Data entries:
════════════════════
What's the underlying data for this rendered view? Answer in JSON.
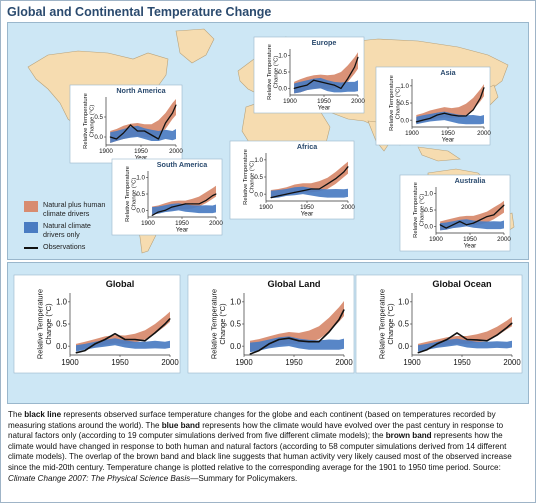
{
  "title": "Global and Continental Temperature Change",
  "colors": {
    "natural_plus_human": "#d88c70",
    "natural_only": "#4a7cc2",
    "observations": "#111111",
    "land": "#f6dcb0",
    "ocean": "#cde7f5",
    "panel_bg": "#ffffff"
  },
  "legend": {
    "items": [
      {
        "label": "Natural plus human climate drivers",
        "kind": "band",
        "color": "#d88c70"
      },
      {
        "label": "Natural climate drivers only",
        "kind": "band",
        "color": "#4a7cc2"
      },
      {
        "label": "Observations",
        "kind": "line",
        "color": "#111111"
      }
    ]
  },
  "caption": {
    "p1": "The ",
    "b1": "black line",
    "p2": " represents observed surface temperature changes for the globe and each continent (based on temperatures recorded by measuring stations around the world). The ",
    "b2": "blue band",
    "p3": " represents how the climate would have evolved over the past century in response to natural factors only (according to 19 computer simulations derived from five different climate models); the ",
    "b3": "brown band",
    "p4": " represents how the climate would have changed in response to both human and natural factors (according to 58 computer simulations derived from 14 different climate models). The overlap of the brown band and black line suggests that human activity very likely caused most of the observed increase since the mid-20th century. Temperature change is plotted relative to the corresponding average for the 1901 to 1950 time period. Source: ",
    "i1": "Climate Change 2007: The Physical Science Basis",
    "p5": "—Summary for Policymakers."
  },
  "chart_data": [
    {
      "type": "area",
      "title": "North America",
      "xlabel": "Year",
      "ylabel": "Relative Temperature Change (°C)",
      "xlim": [
        1900,
        2000
      ],
      "ylim": [
        -0.2,
        1.0
      ],
      "xticks": [
        1900,
        1950,
        2000
      ],
      "yticks": [
        0.0,
        0.5
      ],
      "x": [
        1906,
        1915,
        1925,
        1935,
        1945,
        1955,
        1965,
        1975,
        1985,
        1995,
        2000
      ],
      "series": [
        {
          "name": "Natural plus human climate drivers",
          "low": [
            -0.15,
            -0.1,
            -0.05,
            0.0,
            0.02,
            0.0,
            -0.02,
            0.05,
            0.2,
            0.45,
            0.55
          ],
          "high": [
            0.15,
            0.2,
            0.28,
            0.33,
            0.35,
            0.32,
            0.32,
            0.42,
            0.6,
            0.85,
            0.95
          ]
        },
        {
          "name": "Natural climate drivers only",
          "low": [
            -0.15,
            -0.1,
            -0.05,
            -0.02,
            0.0,
            -0.05,
            -0.1,
            -0.1,
            -0.05,
            -0.08,
            -0.05
          ],
          "high": [
            0.12,
            0.15,
            0.2,
            0.25,
            0.28,
            0.22,
            0.18,
            0.15,
            0.18,
            0.15,
            0.2
          ]
        },
        {
          "name": "Observations",
          "values": [
            0.0,
            -0.05,
            0.1,
            0.3,
            0.15,
            0.15,
            0.05,
            -0.05,
            0.35,
            0.6,
            0.8
          ]
        }
      ]
    },
    {
      "type": "area",
      "title": "Europe",
      "xlabel": "Year",
      "ylabel": "Relative Temperature Change (°C)",
      "xlim": [
        1900,
        2000
      ],
      "ylim": [
        -0.2,
        1.2
      ],
      "xticks": [
        1900,
        1950,
        2000
      ],
      "yticks": [
        0.0,
        0.5,
        1.0
      ],
      "x": [
        1906,
        1915,
        1925,
        1935,
        1945,
        1955,
        1965,
        1975,
        1985,
        1995,
        2000
      ],
      "series": [
        {
          "name": "Natural plus human climate drivers",
          "low": [
            -0.15,
            -0.12,
            -0.05,
            0.0,
            0.0,
            -0.02,
            0.0,
            0.05,
            0.2,
            0.45,
            0.6
          ],
          "high": [
            0.2,
            0.28,
            0.35,
            0.4,
            0.42,
            0.4,
            0.42,
            0.5,
            0.7,
            0.95,
            1.1
          ]
        },
        {
          "name": "Natural climate drivers only",
          "low": [
            -0.15,
            -0.12,
            -0.05,
            -0.02,
            0.0,
            -0.08,
            -0.12,
            -0.12,
            -0.1,
            -0.1,
            -0.08
          ],
          "high": [
            0.15,
            0.2,
            0.25,
            0.3,
            0.32,
            0.25,
            0.2,
            0.18,
            0.2,
            0.2,
            0.25
          ]
        },
        {
          "name": "Observations",
          "values": [
            0.0,
            0.05,
            0.1,
            0.25,
            0.2,
            0.15,
            0.1,
            0.0,
            0.3,
            0.65,
            0.95
          ]
        }
      ]
    },
    {
      "type": "area",
      "title": "Asia",
      "xlabel": "Year",
      "ylabel": "Relative Temperature Change (°C)",
      "xlim": [
        1900,
        2000
      ],
      "ylim": [
        -0.2,
        1.2
      ],
      "xticks": [
        1900,
        1950,
        2000
      ],
      "yticks": [
        0.0,
        0.5,
        1.0
      ],
      "x": [
        1906,
        1915,
        1925,
        1935,
        1945,
        1955,
        1965,
        1975,
        1985,
        1995,
        2000
      ],
      "series": [
        {
          "name": "Natural plus human climate drivers",
          "low": [
            -0.1,
            -0.05,
            0.0,
            0.05,
            0.08,
            0.06,
            0.08,
            0.15,
            0.3,
            0.55,
            0.7
          ],
          "high": [
            0.15,
            0.2,
            0.28,
            0.33,
            0.38,
            0.35,
            0.38,
            0.48,
            0.65,
            0.9,
            1.05
          ]
        },
        {
          "name": "Natural climate drivers only",
          "low": [
            -0.12,
            -0.08,
            -0.04,
            -0.02,
            0.0,
            -0.05,
            -0.1,
            -0.12,
            -0.12,
            -0.12,
            -0.1
          ],
          "high": [
            0.1,
            0.14,
            0.18,
            0.22,
            0.25,
            0.2,
            0.16,
            0.14,
            0.15,
            0.12,
            0.15
          ]
        },
        {
          "name": "Observations",
          "values": [
            -0.05,
            0.0,
            0.05,
            0.15,
            0.2,
            0.15,
            0.12,
            0.12,
            0.3,
            0.65,
            0.95
          ]
        }
      ]
    },
    {
      "type": "area",
      "title": "Africa",
      "xlabel": "Year",
      "ylabel": "Relative Temperature Change (°C)",
      "xlim": [
        1900,
        2000
      ],
      "ylim": [
        -0.2,
        1.2
      ],
      "xticks": [
        1900,
        1950,
        2000
      ],
      "yticks": [
        0.0,
        0.5,
        1.0
      ],
      "x": [
        1906,
        1915,
        1925,
        1935,
        1945,
        1955,
        1965,
        1975,
        1985,
        1995,
        2000
      ],
      "series": [
        {
          "name": "Natural plus human climate drivers",
          "low": [
            -0.12,
            -0.08,
            -0.03,
            0.02,
            0.05,
            0.05,
            0.08,
            0.15,
            0.3,
            0.5,
            0.6
          ],
          "high": [
            0.12,
            0.15,
            0.2,
            0.28,
            0.32,
            0.32,
            0.38,
            0.48,
            0.65,
            0.85,
            0.95
          ]
        },
        {
          "name": "Natural climate drivers only",
          "low": [
            -0.12,
            -0.1,
            -0.05,
            -0.03,
            0.0,
            -0.04,
            -0.08,
            -0.1,
            -0.1,
            -0.1,
            -0.08
          ],
          "high": [
            0.1,
            0.12,
            0.15,
            0.2,
            0.22,
            0.18,
            0.15,
            0.14,
            0.15,
            0.14,
            0.16
          ]
        },
        {
          "name": "Observations",
          "values": [
            -0.1,
            -0.05,
            0.0,
            0.05,
            0.1,
            0.15,
            0.15,
            0.3,
            0.45,
            0.65,
            0.8
          ]
        }
      ]
    },
    {
      "type": "area",
      "title": "South America",
      "xlabel": "Year",
      "ylabel": "Relative Temperature Change (°C)",
      "xlim": [
        1900,
        2000
      ],
      "ylim": [
        -0.2,
        1.2
      ],
      "xticks": [
        1900,
        1950,
        2000
      ],
      "yticks": [
        0.0,
        0.5,
        1.0
      ],
      "x": [
        1906,
        1915,
        1925,
        1935,
        1945,
        1955,
        1965,
        1975,
        1985,
        1995,
        2000
      ],
      "series": [
        {
          "name": "Natural plus human climate drivers",
          "low": [
            -0.12,
            -0.08,
            -0.03,
            0.0,
            0.03,
            0.03,
            0.06,
            0.12,
            0.22,
            0.35,
            0.42
          ],
          "high": [
            0.12,
            0.15,
            0.22,
            0.28,
            0.3,
            0.3,
            0.35,
            0.42,
            0.55,
            0.68,
            0.75
          ]
        },
        {
          "name": "Natural climate drivers only",
          "low": [
            -0.12,
            -0.1,
            -0.05,
            -0.03,
            0.0,
            -0.04,
            -0.06,
            -0.08,
            -0.08,
            -0.08,
            -0.06
          ],
          "high": [
            0.1,
            0.12,
            0.16,
            0.2,
            0.22,
            0.18,
            0.16,
            0.15,
            0.16,
            0.15,
            0.18
          ]
        },
        {
          "name": "Observations",
          "values": [
            -0.15,
            -0.05,
            0.0,
            0.1,
            0.15,
            0.2,
            0.2,
            0.2,
            0.3,
            0.45,
            0.5
          ]
        }
      ]
    },
    {
      "type": "area",
      "title": "Australia",
      "xlabel": "Year",
      "ylabel": "Relative Temperature Change (°C)",
      "xlim": [
        1900,
        2000
      ],
      "ylim": [
        -0.2,
        1.2
      ],
      "xticks": [
        1900,
        1950,
        2000
      ],
      "yticks": [
        0.0,
        0.5,
        1.0
      ],
      "x": [
        1906,
        1915,
        1925,
        1935,
        1945,
        1955,
        1965,
        1975,
        1985,
        1995,
        2000
      ],
      "series": [
        {
          "name": "Natural plus human climate drivers",
          "low": [
            -0.12,
            -0.08,
            -0.03,
            0.0,
            0.03,
            0.03,
            0.06,
            0.12,
            0.22,
            0.35,
            0.42
          ],
          "high": [
            0.15,
            0.2,
            0.25,
            0.3,
            0.32,
            0.32,
            0.38,
            0.45,
            0.58,
            0.7,
            0.78
          ]
        },
        {
          "name": "Natural climate drivers only",
          "low": [
            -0.12,
            -0.1,
            -0.05,
            -0.03,
            0.0,
            -0.04,
            -0.06,
            -0.08,
            -0.08,
            -0.08,
            -0.06
          ],
          "high": [
            0.1,
            0.12,
            0.16,
            0.2,
            0.22,
            0.18,
            0.16,
            0.15,
            0.16,
            0.15,
            0.18
          ]
        },
        {
          "name": "Observations",
          "values": [
            0.05,
            -0.05,
            0.05,
            0.15,
            0.05,
            0.1,
            0.2,
            0.3,
            0.35,
            0.55,
            0.65
          ]
        }
      ]
    },
    {
      "type": "area",
      "title": "Global",
      "xlabel": "",
      "ylabel": "Relative Temperature Change (°C)",
      "xlim": [
        1900,
        2000
      ],
      "ylim": [
        -0.2,
        1.2
      ],
      "xticks": [
        1900,
        1950,
        2000
      ],
      "yticks": [
        0.0,
        0.5,
        1.0
      ],
      "x": [
        1906,
        1915,
        1925,
        1935,
        1945,
        1955,
        1965,
        1975,
        1985,
        1995,
        2000
      ],
      "series": [
        {
          "name": "Natural plus human climate drivers",
          "low": [
            -0.1,
            -0.06,
            -0.02,
            0.03,
            0.06,
            0.05,
            0.08,
            0.15,
            0.28,
            0.45,
            0.55
          ],
          "high": [
            0.05,
            0.1,
            0.16,
            0.22,
            0.25,
            0.24,
            0.28,
            0.36,
            0.5,
            0.68,
            0.78
          ]
        },
        {
          "name": "Natural climate drivers only",
          "low": [
            -0.12,
            -0.08,
            -0.04,
            -0.01,
            0.02,
            -0.03,
            -0.06,
            -0.06,
            -0.05,
            -0.06,
            -0.04
          ],
          "high": [
            0.02,
            0.05,
            0.1,
            0.14,
            0.18,
            0.13,
            0.1,
            0.1,
            0.12,
            0.1,
            0.12
          ]
        },
        {
          "name": "Observations",
          "values": [
            -0.15,
            -0.1,
            0.05,
            0.15,
            0.28,
            0.15,
            0.15,
            0.12,
            0.3,
            0.5,
            0.62
          ]
        }
      ]
    },
    {
      "type": "area",
      "title": "Global Land",
      "xlabel": "",
      "ylabel": "Relative Temperature Change (°C)",
      "xlim": [
        1900,
        2000
      ],
      "ylim": [
        -0.2,
        1.2
      ],
      "xticks": [
        1900,
        1950,
        2000
      ],
      "yticks": [
        0.0,
        0.5,
        1.0
      ],
      "x": [
        1906,
        1915,
        1925,
        1935,
        1945,
        1955,
        1965,
        1975,
        1985,
        1995,
        2000
      ],
      "series": [
        {
          "name": "Natural plus human climate drivers",
          "low": [
            -0.12,
            -0.08,
            -0.03,
            0.02,
            0.05,
            0.05,
            0.08,
            0.16,
            0.32,
            0.55,
            0.68
          ],
          "high": [
            0.12,
            0.16,
            0.22,
            0.28,
            0.32,
            0.3,
            0.35,
            0.45,
            0.64,
            0.88,
            1.02
          ]
        },
        {
          "name": "Natural climate drivers only",
          "low": [
            -0.14,
            -0.1,
            -0.05,
            -0.02,
            0.0,
            -0.05,
            -0.08,
            -0.08,
            -0.08,
            -0.08,
            -0.06
          ],
          "high": [
            0.08,
            0.1,
            0.15,
            0.2,
            0.22,
            0.17,
            0.14,
            0.13,
            0.15,
            0.14,
            0.17
          ]
        },
        {
          "name": "Observations",
          "values": [
            -0.18,
            -0.1,
            0.05,
            0.15,
            0.18,
            0.12,
            0.1,
            0.1,
            0.32,
            0.6,
            0.82
          ]
        }
      ]
    },
    {
      "type": "area",
      "title": "Global Ocean",
      "xlabel": "",
      "ylabel": "Relative Temperature Change (°C)",
      "xlim": [
        1900,
        2000
      ],
      "ylim": [
        -0.2,
        1.2
      ],
      "xticks": [
        1900,
        1950,
        2000
      ],
      "yticks": [
        0.0,
        0.5,
        1.0
      ],
      "x": [
        1906,
        1915,
        1925,
        1935,
        1945,
        1955,
        1965,
        1975,
        1985,
        1995,
        2000
      ],
      "series": [
        {
          "name": "Natural plus human climate drivers",
          "low": [
            -0.1,
            -0.06,
            -0.02,
            0.02,
            0.05,
            0.05,
            0.08,
            0.13,
            0.23,
            0.38,
            0.45
          ],
          "high": [
            0.05,
            0.1,
            0.15,
            0.2,
            0.23,
            0.23,
            0.27,
            0.33,
            0.44,
            0.58,
            0.66
          ]
        },
        {
          "name": "Natural climate drivers only",
          "low": [
            -0.12,
            -0.08,
            -0.04,
            -0.01,
            0.02,
            -0.03,
            -0.05,
            -0.05,
            -0.04,
            -0.05,
            -0.03
          ],
          "high": [
            0.02,
            0.05,
            0.1,
            0.14,
            0.17,
            0.13,
            0.1,
            0.1,
            0.11,
            0.1,
            0.12
          ]
        },
        {
          "name": "Observations",
          "values": [
            -0.15,
            -0.08,
            0.05,
            0.15,
            0.3,
            0.15,
            0.14,
            0.12,
            0.25,
            0.42,
            0.52
          ]
        }
      ]
    }
  ]
}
════════════════════
**TO DO:**
Return each full line of the entries that contains the word "have".

**FINISHED TASK:**
    "p3": " represents how the climate would have evolved over the past century in response to natural factors only (according to 19 computer simulations derived from five different climate models); the ",
    "p4": " represents how the climate would have changed in response to both human and natural factors (according to 58 computer simulations derived from 14 different climate models). The overlap of the brown band and black line suggests that human activity very likely caused most of the observed increase since the mid-20th century. Temperature change is plotted relative to the corresponding average for the 1901 to 1950 time period. Source: ",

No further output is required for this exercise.